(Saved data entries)

◆ ◆ ◆ ◆ ◆

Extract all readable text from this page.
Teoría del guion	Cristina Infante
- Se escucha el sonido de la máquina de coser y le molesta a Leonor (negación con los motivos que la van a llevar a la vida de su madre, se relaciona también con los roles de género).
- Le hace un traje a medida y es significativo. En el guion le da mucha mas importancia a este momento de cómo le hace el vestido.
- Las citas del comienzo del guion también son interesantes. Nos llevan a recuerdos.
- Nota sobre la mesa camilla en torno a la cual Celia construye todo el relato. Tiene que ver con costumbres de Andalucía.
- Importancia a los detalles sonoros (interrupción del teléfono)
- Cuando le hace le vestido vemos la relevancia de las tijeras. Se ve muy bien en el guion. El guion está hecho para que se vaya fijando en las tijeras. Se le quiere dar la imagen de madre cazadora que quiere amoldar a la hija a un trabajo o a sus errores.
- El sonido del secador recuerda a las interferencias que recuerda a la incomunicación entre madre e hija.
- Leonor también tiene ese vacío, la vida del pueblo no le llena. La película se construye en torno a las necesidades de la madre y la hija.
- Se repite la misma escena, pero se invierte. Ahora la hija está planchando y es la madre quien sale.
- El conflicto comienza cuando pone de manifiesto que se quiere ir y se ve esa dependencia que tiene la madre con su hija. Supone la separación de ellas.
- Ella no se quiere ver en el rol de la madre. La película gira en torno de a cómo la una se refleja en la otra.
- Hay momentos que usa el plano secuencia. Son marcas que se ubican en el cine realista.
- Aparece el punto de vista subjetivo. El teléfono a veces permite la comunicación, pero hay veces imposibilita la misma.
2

◆ ◆ ◆ ◆ ◆

== REQUIRED TASK ==
Copy out every line from the data above that has "sonido" in it.

== RESPONSE TO THE EXERCISE ==
- Se escucha el sonido de la máquina de coser y le molesta a Leonor (negación con los motivos que la van a llevar a la vida de su madre, se relaciona también con los roles de género).
- El sonido del secador recuerda a las interferencias que recuerda a la incomunicación entre madre e hija.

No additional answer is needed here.